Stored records
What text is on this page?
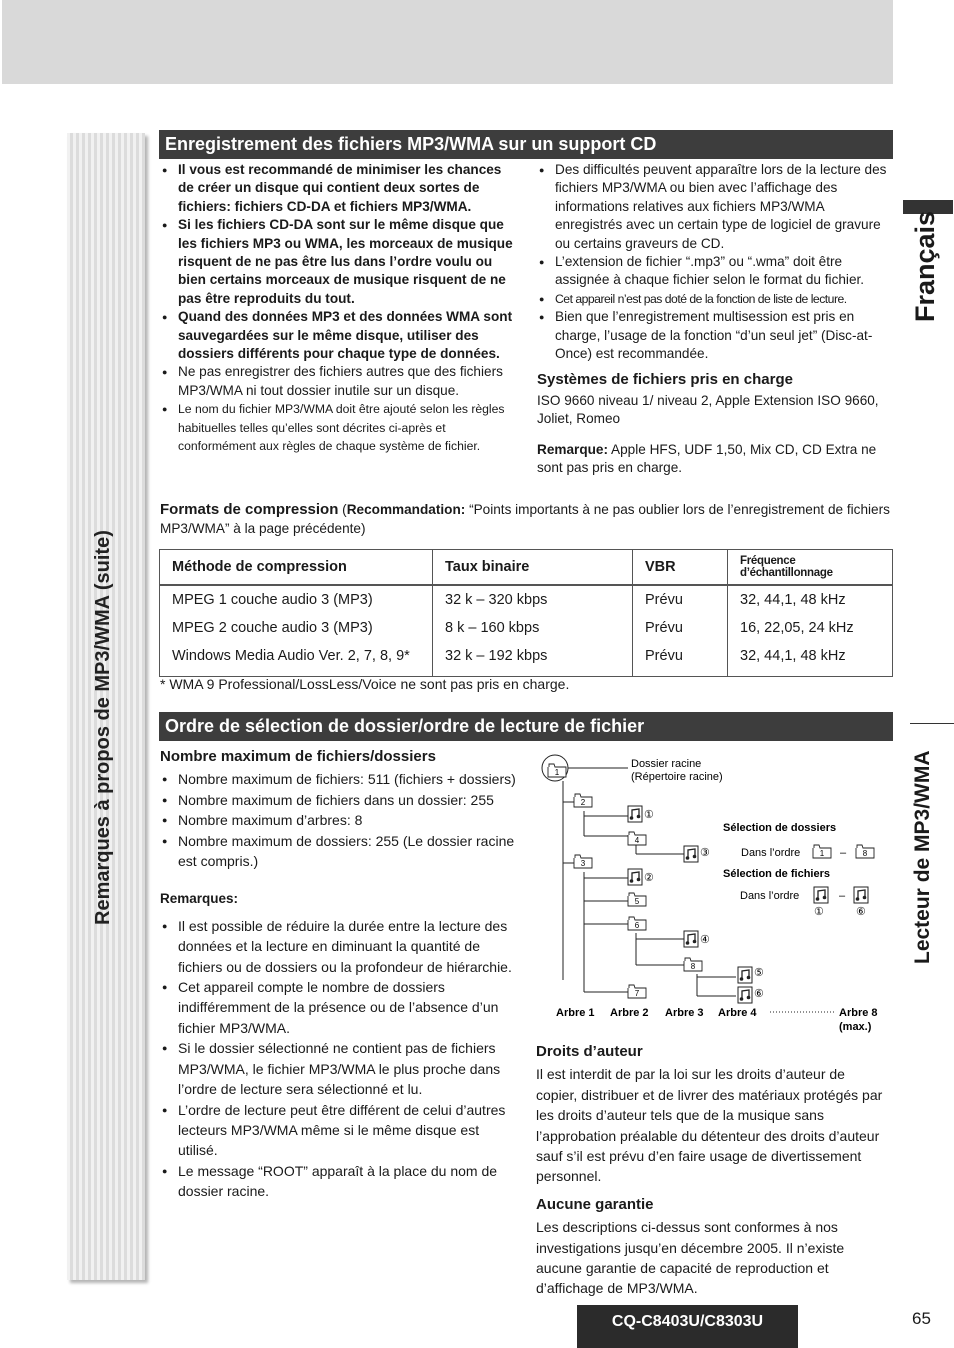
Remarques à propos de MP3/WMA (suite)
Français
Lecteur de MP3/WMA
Enregistrement des fichiers MP3/WMA sur un support CD
● Il vous est recommandé de minimiser les chances de créer un disque qui contient deux sortes de fichiers: fichiers CD-DA et fichiers MP3/WMA.
● Si les fichiers CD-DA sont sur le même disque que les fichiers MP3 ou WMA, les morceaux de musique risquent de ne pas être lus dans l’ordre voulu ou bien certains morceaux de musique risquent de ne pas être reproduits du tout.
● Quand des données MP3 et des données WMA sont sauvegardées sur le même disque, utiliser des dossiers différents pour chaque type de données.
● Ne pas enregistrer des fichiers autres que des fichiers MP3/WMA ni tout dossier inutile sur un disque.
● Le nom du fichier MP3/WMA doit être ajouté selon les règles habituelles telles qu’elles sont décrites ci-après et conformément aux règles de chaque système de fichier.
● Des difficultés peuvent apparaître lors de la lecture des fichiers MP3/WMA ou bien avec l’affichage des informations relatives aux fichiers MP3/WMA enregistrés avec un certain type de logiciel de gravure ou certains graveurs de CD.
● L’extension de fichier “.mp3” ou “.wma” doit être assignée à chaque fichier selon le format du fichier.
● Cet appareil n’est pas doté de la fonction de liste de lecture.
● Bien que l’enregistrement multisession est pris en charge, l’usage de la fonction “d’un seul jet” (Disc-at-Once) est recommandée.
Systèmes de fichiers pris en charge
ISO 9660 niveau 1/ niveau 2, Apple Extension ISO 9660, Joliet, Romeo
Remarque: Apple HFS, UDF 1,50, Mix CD, CD Extra ne sont pas pris en charge.
Formats de compression (Recommandation: “Points importants à ne pas oublier lors de l’enregistrement de fichiers MP3/WMA” à la page précédente)
Méthode de compression	Taux binaire	VBR	Fréquence d’échantillonnage
MPEG 1 couche audio 3 (MP3)	32 k – 320 kbps	Prévu	32, 44,1, 48 kHz
MPEG 2 couche audio 3 (MP3)	8 k – 160 kbps	Prévu	16, 22,05, 24 kHz
Windows Media Audio Ver. 2, 7, 8, 9*	32 k – 192 kbps	Prévu	32, 44,1, 48 kHz
* WMA 9 Professional/LossLess/Voice ne sont pas pris en charge.
Ordre de sélection de dossier/ordre de lecture de fichier
Nombre maximum de fichiers/dossiers
● Nombre maximum de fichiers: 511 (fichiers + dossiers)
● Nombre maximum de fichiers dans un dossier: 255
● Nombre maximum d’arbres: 8
● Nombre maximum de dossiers: 255 (Le dossier racine est compris.)
Remarques:
● Il est possible de réduire la durée entre la lecture des données et la lecture en diminuant la quantité de fichiers ou de dossiers ou la profondeur de hiérarchie.
● Cet appareil compte le nombre de dossiers indifféremment de la présence ou de l’absence d’un fichier MP3/WMA.
● Si le dossier sélectionné ne contient pas de fichiers MP3/WMA, le fichier MP3/WMA le plus proche dans l’ordre de lecture sera sélectionné et lu.
● L’ordre de lecture peut être différent de celui d’autres lecteurs MP3/WMA même si le même disque est utilisé.
● Le message “ROOT” apparaît à la place du nom de dossier racine.
1
2
3
4
5
6
7
8
①
②
③
④
⑤
⑥
Dossier racine
(Répertoire racine)
Sélection de dossiers
Dans l’ordre 1 – 8
Sélection de fichiers
Dans l’ordre	–
①	⑥
Arbre 1 Arbre 2 Arbre 3 Arbre 4	Arbre 8
(max.)
Droits d’auteur
Il est interdit de par la loi sur les droits d’auteur de copier, distribuer et de livrer des matériaux protégés par les droits d’auteur tels que de la musique sans l’approbation préalable du détenteur des droits d’auteur sauf s’il est prévu d’en faire usage de divertissement personnel.
Aucune garantie
Les descriptions ci-dessus sont conformes à nos investigations jusqu’en décembre 2005. Il n’existe aucune garantie de capacité de reproduction et d’affichage de MP3/WMA.
CQ-C8403U/C8303U	65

Instructions to follow —
Please write out all the data again word for word, but not the pictures.

Exercise answer —
What text is on this page?
Remarques à propos de MP3/WMA (suite)
Français
Lecteur de MP3/WMA
Enregistrement des fichiers MP3/WMA sur un support CD
● Il vous est recommandé de minimiser les chances de créer un disque qui contient deux sortes de fichiers: fichiers CD-DA et fichiers MP3/WMA.
● Si les fichiers CD-DA sont sur le même disque que les fichiers MP3 ou WMA, les morceaux de musique risquent de ne pas être lus dans l’ordre voulu ou bien certains morceaux de musique risquent de ne pas être reproduits du tout.
● Quand des données MP3 et des données WMA sont sauvegardées sur le même disque, utiliser des dossiers différents pour chaque type de données.
● Ne pas enregistrer des fichiers autres que des fichiers MP3/WMA ni tout dossier inutile sur un disque.
● Le nom du fichier MP3/WMA doit être ajouté selon les règles habituelles telles qu’elles sont décrites ci-après et conformément aux règles de chaque système de fichier.
● Des difficultés peuvent apparaître lors de la lecture des fichiers MP3/WMA ou bien avec l’affichage des informations relatives aux fichiers MP3/WMA enregistrés avec un certain type de logiciel de gravure ou certains graveurs de CD.
● L’extension de fichier “.mp3” ou “.wma” doit être assignée à chaque fichier selon le format du fichier.
● Cet appareil n’est pas doté de la fonction de liste de lecture.
● Bien que l’enregistrement multisession est pris en charge, l’usage de la fonction “d’un seul jet” (Disc-at-Once) est recommandée.
Systèmes de fichiers pris en charge
ISO 9660 niveau 1/ niveau 2, Apple Extension ISO 9660, Joliet, Romeo
Remarque: Apple HFS, UDF 1,50, Mix CD, CD Extra ne sont pas pris en charge.
Formats de compression (Recommandation: “Points importants à ne pas oublier lors de l’enregistrement de fichiers MP3/WMA” à la page précédente)
Méthode de compression	Taux binaire	VBR	Fréquence d’échantillonnage
MPEG 1 couche audio 3 (MP3)	32 k – 320 kbps	Prévu	32, 44,1, 48 kHz
MPEG 2 couche audio 3 (MP3)	8 k – 160 kbps	Prévu	16, 22,05, 24 kHz
Windows Media Audio Ver. 2, 7, 8, 9*	32 k – 192 kbps	Prévu	32, 44,1, 48 kHz
* WMA 9 Professional/LossLess/Voice ne sont pas pris en charge.
Ordre de sélection de dossier/ordre de lecture de fichier
Nombre maximum de fichiers/dossiers
● Nombre maximum de fichiers: 511 (fichiers + dossiers)
● Nombre maximum de fichiers dans un dossier: 255
● Nombre maximum d’arbres: 8
● Nombre maximum de dossiers: 255 (Le dossier racine est compris.)
Remarques:
● Il est possible de réduire la durée entre la lecture des données et la lecture en diminuant la quantité de fichiers ou de dossiers ou la profondeur de hiérarchie.
● Cet appareil compte le nombre de dossiers indifféremment de la présence ou de l’absence d’un fichier MP3/WMA.
● Si le dossier sélectionné ne contient pas de fichiers MP3/WMA, le fichier MP3/WMA le plus proche dans l’ordre de lecture sera sélectionné et lu.
● L’ordre de lecture peut être différent de celui d’autres lecteurs MP3/WMA même si le même disque est utilisé.
● Le message “ROOT” apparaît à la place du nom de dossier racine.
1
2
3
4
5
6
7
8
①
②
③
④
⑤
⑥
Dossier racine
(Répertoire racine)
Sélection de dossiers
Dans l’ordre 1 – 8
Sélection de fichiers
Dans l’ordre	–
①	⑥
Arbre 1 Arbre 2 Arbre 3 Arbre 4	Arbre 8
(max.)
Droits d’auteur
Il est interdit de par la loi sur les droits d’auteur de copier, distribuer et de livrer des matériaux protégés par les droits d’auteur tels que de la musique sans l’approbation préalable du détenteur des droits d’auteur sauf s’il est prévu d’en faire usage de divertissement personnel.
Aucune garantie
Les descriptions ci-dessus sont conformes à nos investigations jusqu’en décembre 2005. Il n’existe aucune garantie de capacité de reproduction et d’affichage de MP3/WMA.
CQ-C8403U/C8303U	65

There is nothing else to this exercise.